## Description of the task
Repeat, without any change, the entries presented below.

(Entries with figure data)
-- Start --

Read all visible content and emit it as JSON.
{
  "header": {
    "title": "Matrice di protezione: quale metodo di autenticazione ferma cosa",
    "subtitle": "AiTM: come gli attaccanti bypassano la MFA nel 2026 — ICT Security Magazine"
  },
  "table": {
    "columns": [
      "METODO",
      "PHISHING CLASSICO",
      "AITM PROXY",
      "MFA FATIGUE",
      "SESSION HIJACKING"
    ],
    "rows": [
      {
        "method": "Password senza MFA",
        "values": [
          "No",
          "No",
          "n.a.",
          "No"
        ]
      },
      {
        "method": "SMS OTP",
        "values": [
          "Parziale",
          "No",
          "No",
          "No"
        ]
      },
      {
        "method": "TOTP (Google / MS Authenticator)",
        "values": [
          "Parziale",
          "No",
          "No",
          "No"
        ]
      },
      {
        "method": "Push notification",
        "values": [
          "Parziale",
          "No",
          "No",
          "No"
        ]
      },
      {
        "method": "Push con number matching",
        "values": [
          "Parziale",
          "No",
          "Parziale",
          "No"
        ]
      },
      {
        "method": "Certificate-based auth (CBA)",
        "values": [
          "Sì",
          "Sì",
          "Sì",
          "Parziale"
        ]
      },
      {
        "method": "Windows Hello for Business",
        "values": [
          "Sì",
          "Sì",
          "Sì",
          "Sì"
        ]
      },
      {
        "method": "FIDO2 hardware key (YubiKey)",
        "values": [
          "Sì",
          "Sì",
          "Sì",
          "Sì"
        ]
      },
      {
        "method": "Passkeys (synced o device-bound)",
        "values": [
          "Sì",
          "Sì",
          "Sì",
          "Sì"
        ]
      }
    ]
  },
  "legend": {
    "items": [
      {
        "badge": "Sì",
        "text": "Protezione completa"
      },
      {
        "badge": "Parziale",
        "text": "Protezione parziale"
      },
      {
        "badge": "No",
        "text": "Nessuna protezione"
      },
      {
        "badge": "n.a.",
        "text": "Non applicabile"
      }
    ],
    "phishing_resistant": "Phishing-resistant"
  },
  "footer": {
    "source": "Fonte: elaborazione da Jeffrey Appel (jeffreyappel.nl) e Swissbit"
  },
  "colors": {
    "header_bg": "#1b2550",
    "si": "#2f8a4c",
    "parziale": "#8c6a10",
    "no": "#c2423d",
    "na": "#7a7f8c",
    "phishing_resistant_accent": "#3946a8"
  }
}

-- End --

## Result
Read all visible content and emit it as JSON.
{
  "header": {
    "title": "Matrice di protezione: quale metodo di autenticazione ferma cosa",
    "subtitle": "AiTM: come gli attaccanti bypassano la MFA nel 2026 — ICT Security Magazine"
  },
  "table": {
    "columns": [
      "METODO",
      "PHISHING CLASSICO",
      "AITM PROXY",
      "MFA FATIGUE",
      "SESSION HIJACKING"
    ],
    "rows": [
      {
        "method": "Password senza MFA",
        "values": [
          "No",
          "No",
          "n.a.",
          "No"
        ]
      },
      {
        "method": "SMS OTP",
        "values": [
          "Parziale",
          "No",
          "No",
          "No"
        ]
      },
      {
        "method": "TOTP (Google / MS Authenticator)",
        "values": [
          "Parziale",
          "No",
          "No",
          "No"
        ]
      },
      {
        "method": "Push notification",
        "values": [
          "Parziale",
          "No",
          "No",
          "No"
        ]
      },
      {
        "method": "Push con number matching",
        "values": [
          "Parziale",
          "No",
          "Parziale",
          "No"
        ]
      },
      {
        "method": "Certificate-based auth (CBA)",
        "values": [
          "Sì",
          "Sì",
          "Sì",
          "Parziale"
        ]
      },
      {
        "method": "Windows Hello for Business",
        "values": [
          "Sì",
          "Sì",
          "Sì",
          "Sì"
        ]
      },
      {
        "method": "FIDO2 hardware key (YubiKey)",
        "values": [
          "Sì",
          "Sì",
          "Sì",
          "Sì"
        ]
      },
      {
        "method": "Passkeys (synced o device-bound)",
        "values": [
          "Sì",
          "Sì",
          "Sì",
          "Sì"
        ]
      }
    ]
  },
  "legend": {
    "items": [
      {
        "badge": "Sì",
        "text": "Protezione completa"
      },
      {
        "badge": "Parziale",
        "text": "Protezione parziale"
      },
      {
        "badge": "No",
        "text": "Nessuna protezione"
      },
      {
        "badge": "n.a.",
        "text": "Non applicabile"
      }
    ],
    "phishing_resistant": "Phishing-resistant"
  },
  "footer": {
    "source": "Fonte: elaborazione da Jeffrey Appel (jeffreyappel.nl) e Swissbit"
  },
  "colors": {
    "header_bg": "#1b2550",
    "si": "#2f8a4c",
    "parziale": "#8c6a10",
    "no": "#c2423d",
    "na": "#7a7f8c",
    "phishing_resistant_accent": "#3946a8"
  }
}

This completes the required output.